::: Working data :::

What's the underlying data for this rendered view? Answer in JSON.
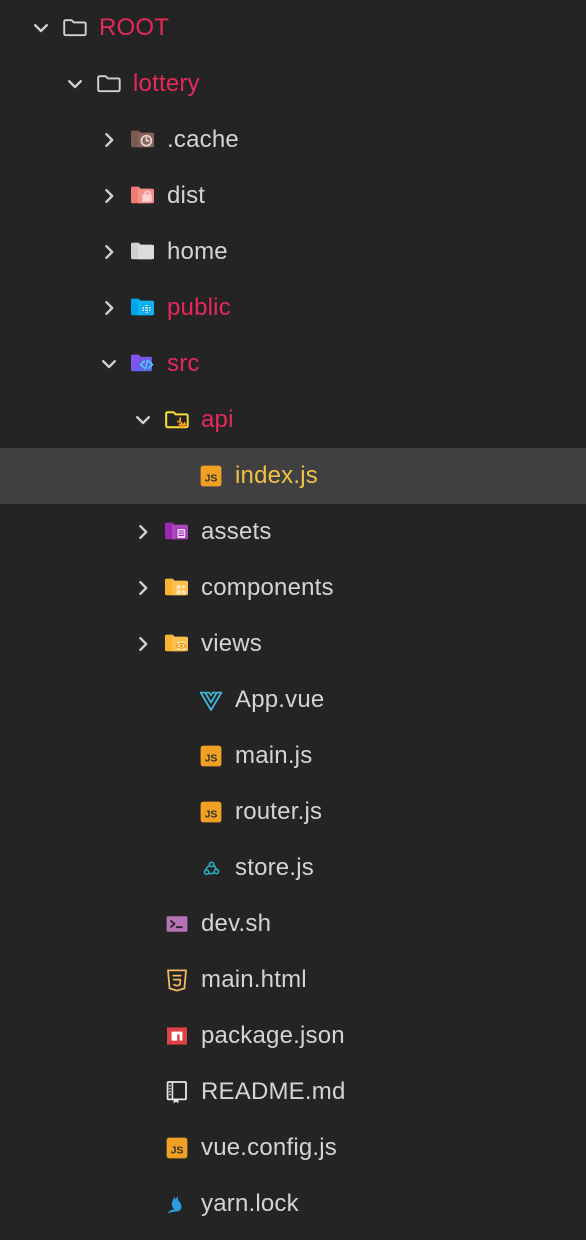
{
  "theme": {
    "background": "#242424",
    "selected_row_background": "#403f42",
    "default_text": "#d4d4d4",
    "folder_text": "#e8275a",
    "selected_file_text": "#f0c244"
  },
  "tree": {
    "name": "file-explorer-tree",
    "rows": [
      {
        "label": "ROOT",
        "depth": 0,
        "kind": "folder",
        "expanded": true,
        "icon": "folder-outline-icon",
        "color": "pink",
        "selected": false
      },
      {
        "label": "lottery",
        "depth": 1,
        "kind": "folder",
        "expanded": true,
        "icon": "folder-outline-icon",
        "color": "pink",
        "selected": false
      },
      {
        "label": ".cache",
        "depth": 2,
        "kind": "folder",
        "expanded": false,
        "icon": "folder-cache-icon",
        "color": "default",
        "selected": false
      },
      {
        "label": "dist",
        "depth": 2,
        "kind": "folder",
        "expanded": false,
        "icon": "folder-dist-icon",
        "color": "default",
        "selected": false
      },
      {
        "label": "home",
        "depth": 2,
        "kind": "folder",
        "expanded": false,
        "icon": "folder-plain-icon",
        "color": "default",
        "selected": false
      },
      {
        "label": "public",
        "depth": 2,
        "kind": "folder",
        "expanded": false,
        "icon": "folder-public-icon",
        "color": "pink",
        "selected": false
      },
      {
        "label": "src",
        "depth": 2,
        "kind": "folder",
        "expanded": true,
        "icon": "folder-src-icon",
        "color": "pink",
        "selected": false
      },
      {
        "label": "api",
        "depth": 3,
        "kind": "folder",
        "expanded": true,
        "icon": "folder-api-icon",
        "color": "pink",
        "selected": false
      },
      {
        "label": "index.js",
        "depth": 4,
        "kind": "file",
        "expanded": null,
        "icon": "javascript-file-icon",
        "color": "gold",
        "selected": true
      },
      {
        "label": "assets",
        "depth": 3,
        "kind": "folder",
        "expanded": false,
        "icon": "folder-assets-icon",
        "color": "default",
        "selected": false
      },
      {
        "label": "components",
        "depth": 3,
        "kind": "folder",
        "expanded": false,
        "icon": "folder-components-icon",
        "color": "default",
        "selected": false
      },
      {
        "label": "views",
        "depth": 3,
        "kind": "folder",
        "expanded": false,
        "icon": "folder-views-icon",
        "color": "default",
        "selected": false
      },
      {
        "label": "App.vue",
        "depth": 4,
        "kind": "file",
        "expanded": null,
        "icon": "vue-file-icon",
        "color": "default",
        "selected": false
      },
      {
        "label": "main.js",
        "depth": 4,
        "kind": "file",
        "expanded": null,
        "icon": "javascript-file-icon",
        "color": "default",
        "selected": false
      },
      {
        "label": "router.js",
        "depth": 4,
        "kind": "file",
        "expanded": null,
        "icon": "javascript-file-icon",
        "color": "default",
        "selected": false
      },
      {
        "label": "store.js",
        "depth": 4,
        "kind": "file",
        "expanded": null,
        "icon": "redux-file-icon",
        "color": "default",
        "selected": false
      },
      {
        "label": "dev.sh",
        "depth": 3,
        "kind": "file",
        "expanded": null,
        "icon": "shell-script-file-icon",
        "color": "default",
        "selected": false
      },
      {
        "label": "main.html",
        "depth": 3,
        "kind": "file",
        "expanded": null,
        "icon": "html5-file-icon",
        "color": "default",
        "selected": false
      },
      {
        "label": "package.json",
        "depth": 3,
        "kind": "file",
        "expanded": null,
        "icon": "npm-package-file-icon",
        "color": "default",
        "selected": false
      },
      {
        "label": "README.md",
        "depth": 3,
        "kind": "file",
        "expanded": null,
        "icon": "readme-book-file-icon",
        "color": "default",
        "selected": false
      },
      {
        "label": "vue.config.js",
        "depth": 3,
        "kind": "file",
        "expanded": null,
        "icon": "javascript-file-icon",
        "color": "default",
        "selected": false
      },
      {
        "label": "yarn.lock",
        "depth": 3,
        "kind": "file",
        "expanded": null,
        "icon": "yarn-file-icon",
        "color": "default",
        "selected": false
      }
    ]
  }
}
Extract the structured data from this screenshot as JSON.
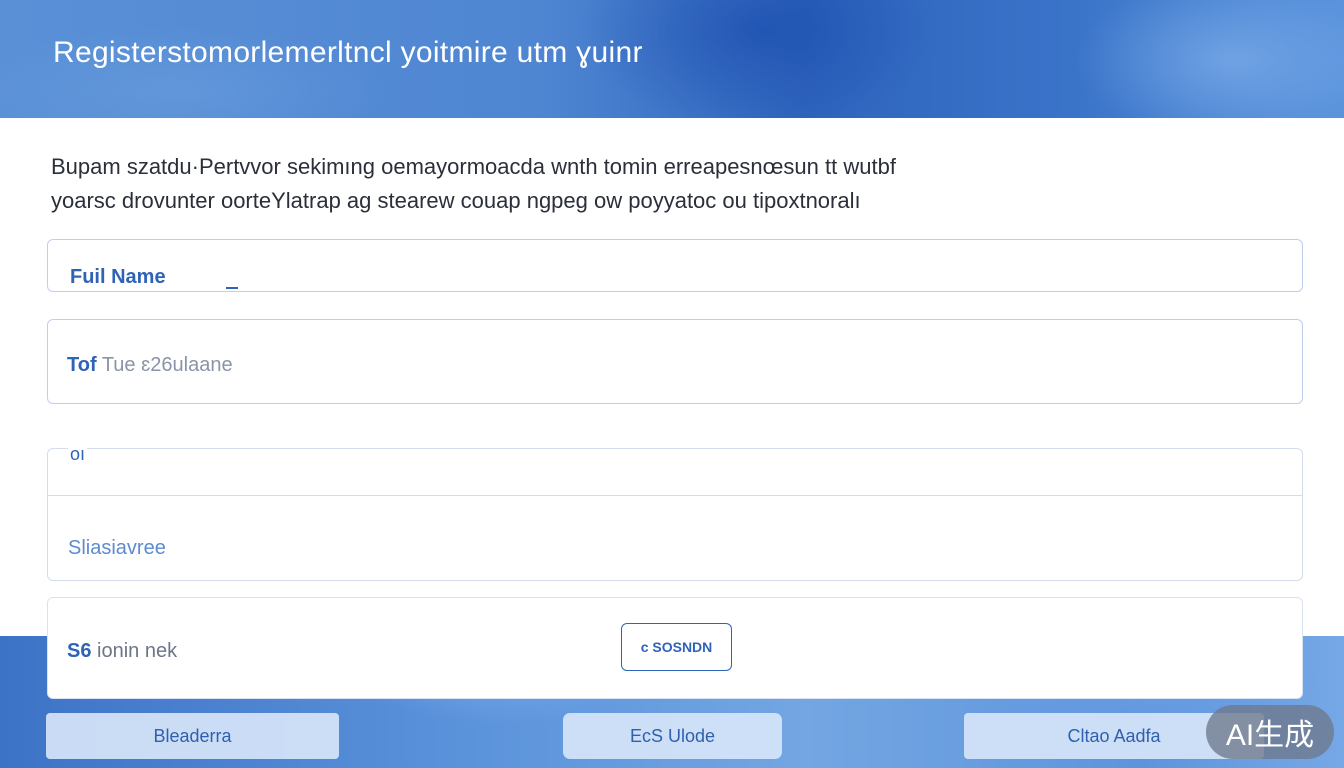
{
  "header": {
    "title": "Registerstomorlemerltncl yoitmire utm ɣuinr"
  },
  "intro": {
    "line1": "Bupam szatdu·Pertvvor sekimıng oemayormoacda wnth tomin erreapesnœsun tt wutbf",
    "line2": "yoarsc drovunter oorteYlatrap ag stearew couap ngpeg ow poyyatoc ou tipoxtnoralı"
  },
  "form": {
    "full_name": {
      "label": "Fuil Name"
    },
    "name_field": {
      "prefix": "Tof",
      "value": "Tue ɛ26ulaane"
    },
    "section": {
      "label": "oı",
      "value": "Sliasiavree"
    },
    "code_field": {
      "prefix": "S6",
      "value": "ionin nek",
      "button_label": "ᴄ SOSNDN"
    }
  },
  "buttons": {
    "left": "Bleaderra",
    "center": "EcS Ulode",
    "right": "Cltao Aadfa"
  },
  "watermark": "AI生成",
  "colors": {
    "accent": "#2f63b8",
    "header_blue": "#3a74c9",
    "field_border": "#bcd0ee"
  }
}
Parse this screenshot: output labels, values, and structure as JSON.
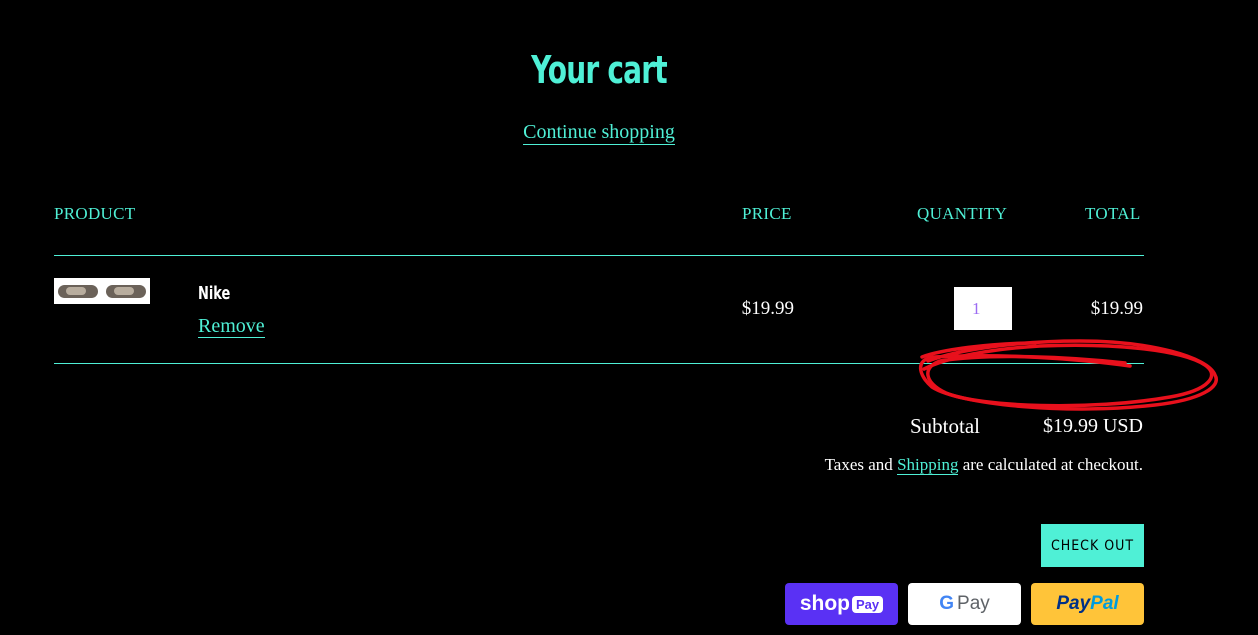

:::

> [Exercise requirements]: Collect, from the material above, every line containing the word "this".

> [Result]:
What's the underlying data for this rendered view? Answer in JSON.
Extract the structured data from this screenshot as JSON.
Parse this screenshot: output labels, values, and structure as JSON.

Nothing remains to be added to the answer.